┌──

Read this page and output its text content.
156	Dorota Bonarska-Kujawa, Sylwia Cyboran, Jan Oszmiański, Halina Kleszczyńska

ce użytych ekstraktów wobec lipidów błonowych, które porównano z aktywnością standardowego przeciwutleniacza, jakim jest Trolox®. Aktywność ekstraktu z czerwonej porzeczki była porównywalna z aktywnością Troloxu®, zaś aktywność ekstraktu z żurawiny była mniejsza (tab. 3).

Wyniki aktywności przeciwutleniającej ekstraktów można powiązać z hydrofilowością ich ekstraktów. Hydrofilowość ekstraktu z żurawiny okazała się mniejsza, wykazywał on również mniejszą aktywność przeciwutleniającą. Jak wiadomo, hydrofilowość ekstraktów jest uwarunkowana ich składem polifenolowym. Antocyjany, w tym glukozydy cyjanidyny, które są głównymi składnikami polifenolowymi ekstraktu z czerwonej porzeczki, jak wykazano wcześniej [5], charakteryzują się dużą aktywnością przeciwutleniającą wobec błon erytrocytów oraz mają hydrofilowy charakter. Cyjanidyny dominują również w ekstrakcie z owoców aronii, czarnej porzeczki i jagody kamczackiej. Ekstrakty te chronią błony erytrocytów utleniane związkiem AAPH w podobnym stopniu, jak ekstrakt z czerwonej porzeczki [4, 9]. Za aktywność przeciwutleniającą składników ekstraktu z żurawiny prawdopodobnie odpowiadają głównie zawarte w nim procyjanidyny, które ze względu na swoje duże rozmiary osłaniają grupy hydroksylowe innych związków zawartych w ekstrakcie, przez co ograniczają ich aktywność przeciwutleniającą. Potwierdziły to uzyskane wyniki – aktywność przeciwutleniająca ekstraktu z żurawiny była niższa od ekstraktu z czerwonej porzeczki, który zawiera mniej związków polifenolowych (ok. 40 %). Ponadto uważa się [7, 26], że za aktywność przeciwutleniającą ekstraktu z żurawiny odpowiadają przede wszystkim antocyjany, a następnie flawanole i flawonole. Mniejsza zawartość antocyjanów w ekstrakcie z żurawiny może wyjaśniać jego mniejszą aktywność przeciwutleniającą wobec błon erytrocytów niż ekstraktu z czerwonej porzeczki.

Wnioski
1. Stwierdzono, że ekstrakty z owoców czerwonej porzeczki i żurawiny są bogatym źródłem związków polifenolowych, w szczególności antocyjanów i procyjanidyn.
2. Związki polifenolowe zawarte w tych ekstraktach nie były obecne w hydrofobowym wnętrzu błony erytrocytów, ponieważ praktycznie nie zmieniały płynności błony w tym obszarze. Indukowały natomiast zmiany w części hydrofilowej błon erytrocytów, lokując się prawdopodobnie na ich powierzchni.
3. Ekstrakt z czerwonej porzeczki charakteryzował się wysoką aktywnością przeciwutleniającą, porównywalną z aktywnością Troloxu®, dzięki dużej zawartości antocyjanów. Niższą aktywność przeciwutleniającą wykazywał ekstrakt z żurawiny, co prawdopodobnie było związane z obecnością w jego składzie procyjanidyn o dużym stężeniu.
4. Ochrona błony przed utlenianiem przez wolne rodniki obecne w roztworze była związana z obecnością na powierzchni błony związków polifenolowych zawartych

└──

- Written task -
Each line of the material above needs to be quoted exactly, please.

- Task result -
Read this page and output its text content.
156	Dorota Bonarska-Kujawa, Sylwia Cyboran, Jan Oszmiański, Halina Kleszczyńska

ce użytych ekstraktów wobec lipidów błonowych, które porównano z aktywnością standardowego przeciwutleniacza, jakim jest Trolox®. Aktywność ekstraktu z czerwonej porzeczki była porównywalna z aktywnością Troloxu®, zaś aktywność ekstraktu z żurawiny była mniejsza (tab. 3).

Wyniki aktywności przeciwutleniającej ekstraktów można powiązać z hydrofilowością ich ekstraktów. Hydrofilowość ekstraktu z żurawiny okazała się mniejsza, wykazywał on również mniejszą aktywność przeciwutleniającą. Jak wiadomo, hydrofilowość ekstraktów jest uwarunkowana ich składem polifenolowym. Antocyjany, w tym glukozydy cyjanidyny, które są głównymi składnikami polifenolowymi ekstraktu z czerwonej porzeczki, jak wykazano wcześniej [5], charakteryzują się dużą aktywnością przeciwutleniającą wobec błon erytrocytów oraz mają hydrofilowy charakter. Cyjanidyny dominują również w ekstrakcie z owoców aronii, czarnej porzeczki i jagody kamczackiej. Ekstrakty te chronią błony erytrocytów utleniane związkiem AAPH w podobnym stopniu, jak ekstrakt z czerwonej porzeczki [4, 9]. Za aktywność przeciwutleniającą składników ekstraktu z żurawiny prawdopodobnie odpowiadają głównie zawarte w nim procyjanidyny, które ze względu na swoje duże rozmiary osłaniają grupy hydroksylowe innych związków zawartych w ekstrakcie, przez co ograniczają ich aktywność przeciwutleniającą. Potwierdziły to uzyskane wyniki – aktywność przeciwutleniająca ekstraktu z żurawiny była niższa od ekstraktu z czerwonej porzeczki, który zawiera mniej związków polifenolowych (ok. 40 %). Ponadto uważa się [7, 26], że za aktywność przeciwutleniającą ekstraktu z żurawiny odpowiadają przede wszystkim antocyjany, a następnie flawanole i flawonole. Mniejsza zawartość antocyjanów w ekstrakcie z żurawiny może wyjaśniać jego mniejszą aktywność przeciwutleniającą wobec błon erytrocytów niż ekstraktu z czerwonej porzeczki.

Wnioski
1. Stwierdzono, że ekstrakty z owoców czerwonej porzeczki i żurawiny są bogatym źródłem związków polifenolowych, w szczególności antocyjanów i procyjanidyn.
2. Związki polifenolowe zawarte w tych ekstraktach nie były obecne w hydrofobowym wnętrzu błony erytrocytów, ponieważ praktycznie nie zmieniały płynności błony w tym obszarze. Indukowały natomiast zmiany w części hydrofilowej błon erytrocytów, lokując się prawdopodobnie na ich powierzchni.
3. Ekstrakt z czerwonej porzeczki charakteryzował się wysoką aktywnością przeciwutleniającą, porównywalną z aktywnością Troloxu®, dzięki dużej zawartości antocyjanów. Niższą aktywność przeciwutleniającą wykazywał ekstrakt z żurawiny, co prawdopodobnie było związane z obecnością w jego składzie procyjanidyn o dużym stężeniu.
4. Ochrona błony przed utlenianiem przez wolne rodniki obecne w roztworze była związana z obecnością na powierzchni błony związków polifenolowych zawartych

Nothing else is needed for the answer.